▸ WHAT IS NEEDED
Filter this data down to the lines that hold "passé", and copy them.

▸ EXCERPTED RECORDS
++++++

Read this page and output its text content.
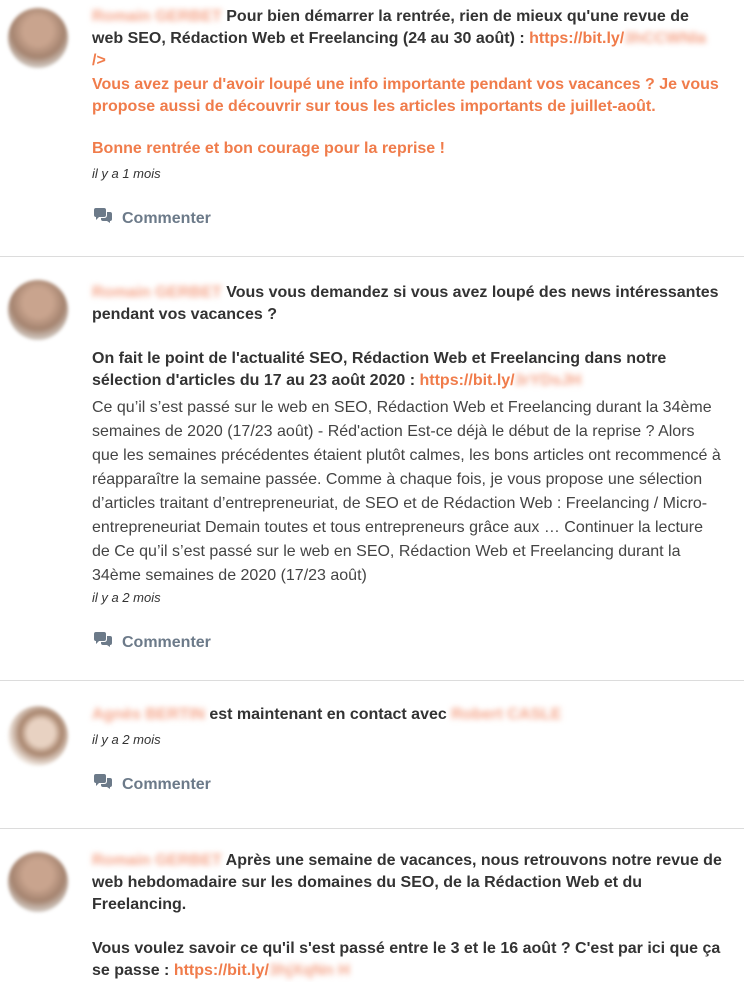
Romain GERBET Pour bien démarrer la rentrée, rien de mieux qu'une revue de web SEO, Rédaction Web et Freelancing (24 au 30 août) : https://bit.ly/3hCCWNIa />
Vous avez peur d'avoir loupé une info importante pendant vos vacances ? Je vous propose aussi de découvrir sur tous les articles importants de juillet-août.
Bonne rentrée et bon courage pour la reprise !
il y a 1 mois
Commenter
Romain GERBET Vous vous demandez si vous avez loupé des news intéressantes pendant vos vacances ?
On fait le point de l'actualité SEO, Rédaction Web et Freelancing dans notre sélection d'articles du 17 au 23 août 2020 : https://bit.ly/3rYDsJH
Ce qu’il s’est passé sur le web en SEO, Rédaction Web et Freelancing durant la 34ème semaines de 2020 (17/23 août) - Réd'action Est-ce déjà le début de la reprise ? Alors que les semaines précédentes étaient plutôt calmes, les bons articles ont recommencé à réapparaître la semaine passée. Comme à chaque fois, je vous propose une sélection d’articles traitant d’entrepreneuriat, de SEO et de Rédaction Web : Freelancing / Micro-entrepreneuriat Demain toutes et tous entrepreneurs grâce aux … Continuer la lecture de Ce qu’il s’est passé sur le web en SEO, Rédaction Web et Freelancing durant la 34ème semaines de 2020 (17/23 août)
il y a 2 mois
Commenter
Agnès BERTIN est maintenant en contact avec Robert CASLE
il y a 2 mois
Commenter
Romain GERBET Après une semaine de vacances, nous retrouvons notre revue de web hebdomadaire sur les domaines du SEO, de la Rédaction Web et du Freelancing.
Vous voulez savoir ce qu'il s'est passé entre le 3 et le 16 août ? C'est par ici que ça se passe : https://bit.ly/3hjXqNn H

++++++

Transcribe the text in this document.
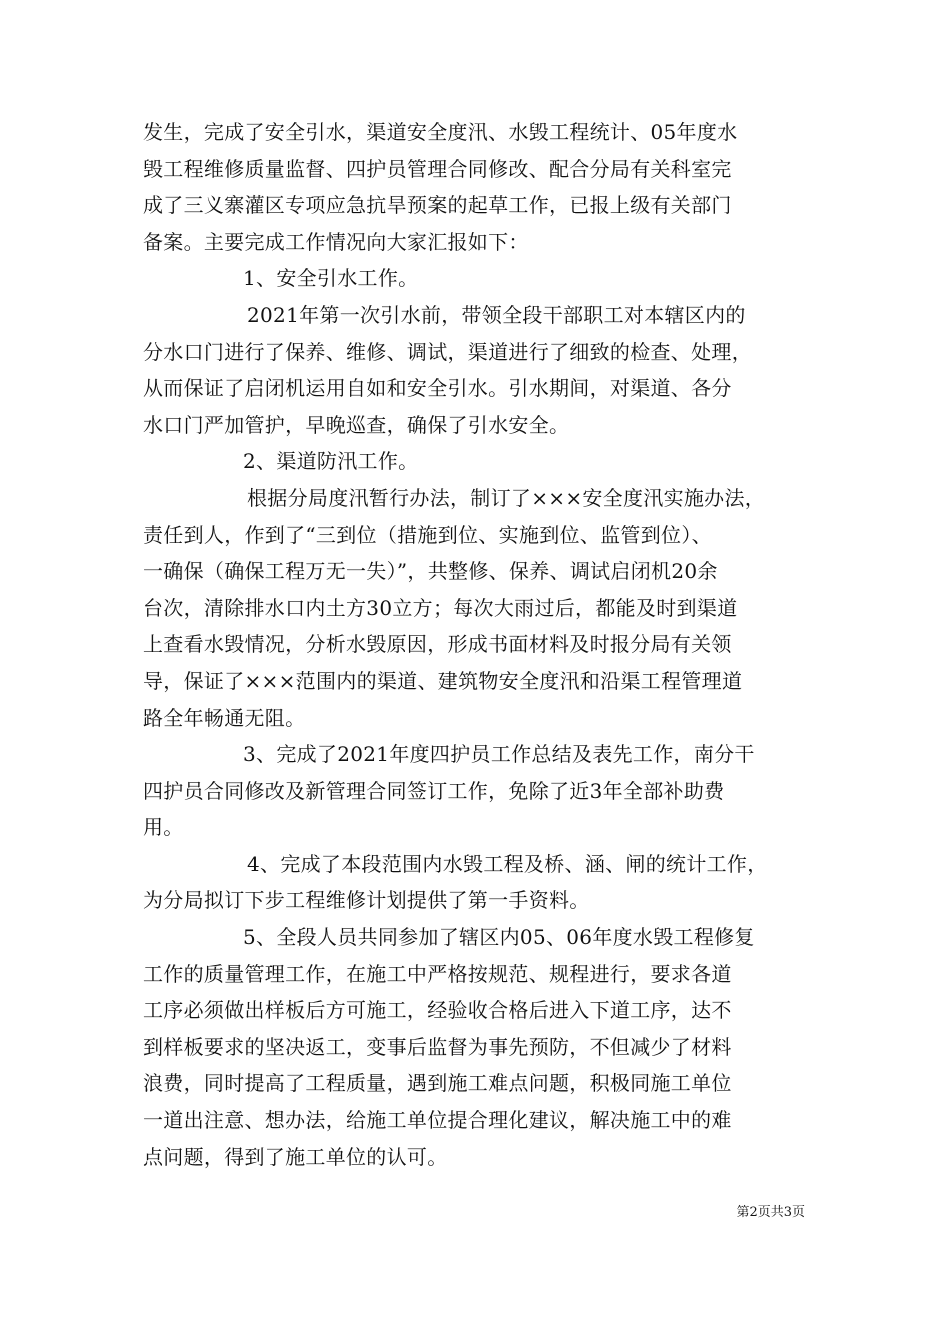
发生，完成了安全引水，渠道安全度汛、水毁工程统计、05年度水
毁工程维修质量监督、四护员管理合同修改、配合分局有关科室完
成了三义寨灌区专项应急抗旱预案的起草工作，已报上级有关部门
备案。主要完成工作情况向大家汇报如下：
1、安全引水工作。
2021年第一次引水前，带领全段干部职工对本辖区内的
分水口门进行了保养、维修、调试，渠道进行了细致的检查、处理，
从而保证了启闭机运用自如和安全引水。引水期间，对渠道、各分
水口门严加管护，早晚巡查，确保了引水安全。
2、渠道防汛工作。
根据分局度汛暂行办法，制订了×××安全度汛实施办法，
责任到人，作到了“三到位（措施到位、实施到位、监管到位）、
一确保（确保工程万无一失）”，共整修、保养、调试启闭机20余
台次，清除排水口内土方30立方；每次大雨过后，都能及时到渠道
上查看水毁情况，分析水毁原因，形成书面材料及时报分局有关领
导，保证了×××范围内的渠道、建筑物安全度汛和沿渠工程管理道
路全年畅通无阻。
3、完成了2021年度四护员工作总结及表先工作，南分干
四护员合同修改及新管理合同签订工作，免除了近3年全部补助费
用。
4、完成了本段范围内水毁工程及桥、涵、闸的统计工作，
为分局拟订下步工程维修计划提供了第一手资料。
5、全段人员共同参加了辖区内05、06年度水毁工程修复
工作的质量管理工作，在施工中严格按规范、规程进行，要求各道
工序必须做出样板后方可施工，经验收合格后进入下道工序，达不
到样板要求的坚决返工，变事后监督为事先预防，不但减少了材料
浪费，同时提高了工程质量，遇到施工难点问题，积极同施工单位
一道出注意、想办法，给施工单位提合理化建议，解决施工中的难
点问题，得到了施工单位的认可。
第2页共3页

++++++

▸ TASK ANSWER
Ce qu’il s’est passé sur le web en SEO, Rédaction Web et Freelancing durant la 34ème semaines de 2020 (17/23 août) - Réd'action Est-ce déjà le début de la reprise ? Alors que les semaines précédentes étaient plutôt calmes, les bons articles ont recommencé à réapparaître la semaine passée. Comme à chaque fois, je vous propose une sélection d’articles traitant d’entrepreneuriat, de SEO et de Rédaction Web : Freelancing / Micro-entrepreneuriat Demain toutes et tous entrepreneurs grâce aux … Continuer la lecture de Ce qu’il s’est passé sur le web en SEO, Rédaction Web et Freelancing durant la 34ème semaines de 2020 (17/23 août)
Vous voulez savoir ce qu'il s'est passé entre le 3 et le 16 août ? C'est par ici que ça se passe : https://bit.ly/3hjXqNn H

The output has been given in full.